- [Supplied entries]:
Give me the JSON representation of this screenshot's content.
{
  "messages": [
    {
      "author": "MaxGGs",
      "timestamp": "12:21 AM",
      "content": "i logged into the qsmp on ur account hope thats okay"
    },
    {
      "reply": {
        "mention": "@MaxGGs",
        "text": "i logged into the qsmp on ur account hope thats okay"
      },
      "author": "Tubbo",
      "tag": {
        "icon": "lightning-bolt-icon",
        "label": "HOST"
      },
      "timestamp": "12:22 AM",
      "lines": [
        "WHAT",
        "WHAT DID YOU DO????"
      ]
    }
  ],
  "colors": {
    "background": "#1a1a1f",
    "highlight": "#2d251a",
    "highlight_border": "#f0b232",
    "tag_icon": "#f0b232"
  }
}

- [What is required]:
Every line above needs to be retyped exactly.

- [Correct result]:
Give me the JSON representation of this screenshot's content.
{
  "messages": [
    {
      "author": "MaxGGs",
      "timestamp": "12:21 AM",
      "content": "i logged into the qsmp on ur account hope thats okay"
    },
    {
      "reply": {
        "mention": "@MaxGGs",
        "text": "i logged into the qsmp on ur account hope thats okay"
      },
      "author": "Tubbo",
      "tag": {
        "icon": "lightning-bolt-icon",
        "label": "HOST"
      },
      "timestamp": "12:22 AM",
      "lines": [
        "WHAT",
        "WHAT DID YOU DO????"
      ]
    }
  ],
  "colors": {
    "background": "#1a1a1f",
    "highlight": "#2d251a",
    "highlight_border": "#f0b232",
    "tag_icon": "#f0b232"
  }
}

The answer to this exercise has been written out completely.